[Stored entries]
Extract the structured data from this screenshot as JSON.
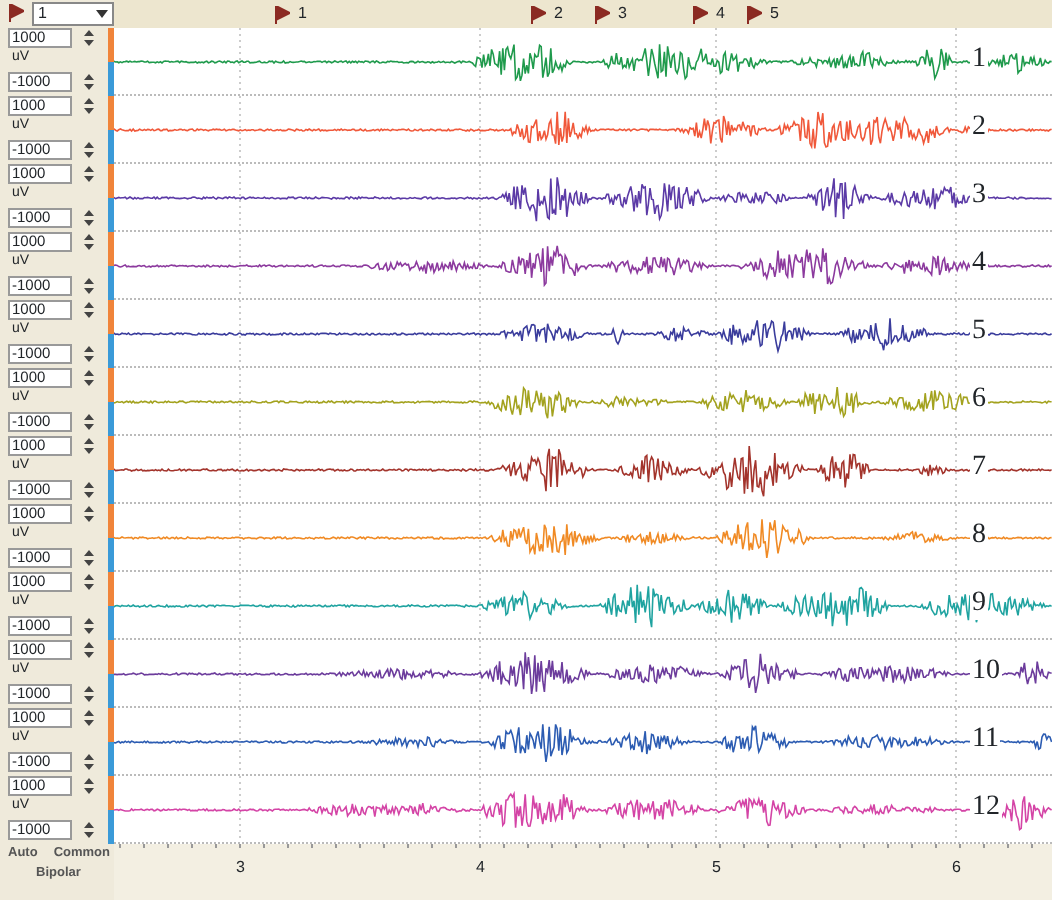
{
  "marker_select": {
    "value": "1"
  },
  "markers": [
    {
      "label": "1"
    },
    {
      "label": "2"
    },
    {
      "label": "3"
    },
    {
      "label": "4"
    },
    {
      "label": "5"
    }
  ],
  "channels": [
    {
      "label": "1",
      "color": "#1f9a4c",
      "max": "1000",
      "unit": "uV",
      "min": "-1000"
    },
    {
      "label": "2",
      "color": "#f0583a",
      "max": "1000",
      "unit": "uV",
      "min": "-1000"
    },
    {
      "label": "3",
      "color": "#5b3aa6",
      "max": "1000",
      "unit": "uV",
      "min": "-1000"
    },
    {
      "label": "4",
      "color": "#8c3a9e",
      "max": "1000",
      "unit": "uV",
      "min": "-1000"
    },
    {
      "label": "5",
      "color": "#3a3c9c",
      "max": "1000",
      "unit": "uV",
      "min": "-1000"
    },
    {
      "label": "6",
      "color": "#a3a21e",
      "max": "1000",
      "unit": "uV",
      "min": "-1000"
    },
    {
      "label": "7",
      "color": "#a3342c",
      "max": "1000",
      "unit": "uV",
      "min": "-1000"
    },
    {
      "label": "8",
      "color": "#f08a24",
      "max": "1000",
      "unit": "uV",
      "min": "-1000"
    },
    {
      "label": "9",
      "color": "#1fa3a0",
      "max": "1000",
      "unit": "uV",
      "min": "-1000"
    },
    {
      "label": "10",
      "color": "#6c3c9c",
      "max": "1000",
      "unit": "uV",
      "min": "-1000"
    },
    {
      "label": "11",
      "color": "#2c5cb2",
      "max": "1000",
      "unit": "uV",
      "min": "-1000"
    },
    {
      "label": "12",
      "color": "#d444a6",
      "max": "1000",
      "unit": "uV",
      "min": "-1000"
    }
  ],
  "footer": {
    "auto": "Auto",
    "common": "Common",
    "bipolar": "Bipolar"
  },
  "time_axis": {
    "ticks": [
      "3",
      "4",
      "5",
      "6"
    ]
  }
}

* * *

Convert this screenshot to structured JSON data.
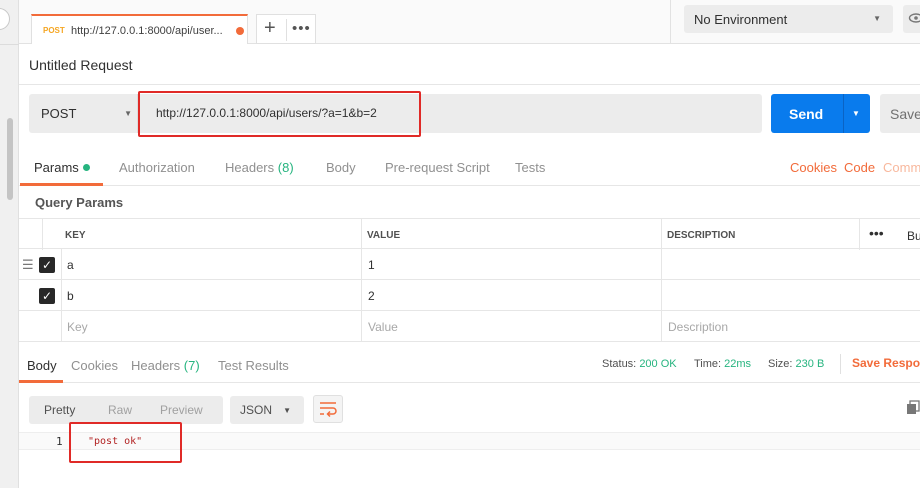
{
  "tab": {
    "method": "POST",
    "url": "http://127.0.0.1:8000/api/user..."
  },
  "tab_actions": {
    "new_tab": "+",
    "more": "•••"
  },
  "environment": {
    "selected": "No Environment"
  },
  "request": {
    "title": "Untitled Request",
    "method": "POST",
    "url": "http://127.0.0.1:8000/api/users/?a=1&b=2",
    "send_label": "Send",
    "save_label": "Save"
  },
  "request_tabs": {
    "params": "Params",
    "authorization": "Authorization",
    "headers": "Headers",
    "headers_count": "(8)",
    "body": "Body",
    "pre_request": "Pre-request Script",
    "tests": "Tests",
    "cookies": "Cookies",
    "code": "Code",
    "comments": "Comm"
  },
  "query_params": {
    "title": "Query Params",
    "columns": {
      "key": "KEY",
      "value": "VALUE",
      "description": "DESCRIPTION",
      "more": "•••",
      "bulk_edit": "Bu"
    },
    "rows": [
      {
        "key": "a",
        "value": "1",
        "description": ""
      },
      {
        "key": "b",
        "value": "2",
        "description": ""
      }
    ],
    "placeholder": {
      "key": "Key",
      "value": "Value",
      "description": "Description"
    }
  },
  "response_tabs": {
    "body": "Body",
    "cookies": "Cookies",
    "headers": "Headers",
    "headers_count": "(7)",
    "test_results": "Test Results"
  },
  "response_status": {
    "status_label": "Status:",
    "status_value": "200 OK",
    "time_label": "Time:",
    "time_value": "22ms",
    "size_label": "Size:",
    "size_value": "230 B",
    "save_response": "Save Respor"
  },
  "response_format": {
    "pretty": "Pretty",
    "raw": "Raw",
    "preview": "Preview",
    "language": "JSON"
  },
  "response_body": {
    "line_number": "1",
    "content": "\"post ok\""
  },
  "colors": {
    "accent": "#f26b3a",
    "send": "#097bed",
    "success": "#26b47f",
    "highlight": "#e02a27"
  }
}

[Work instructions]
Lines holding the word "Save" in the entries above are the ones to pull out. Copy them all.

[Exercise response]
    "save_label": "Save"
    "save_response": "Save Respor"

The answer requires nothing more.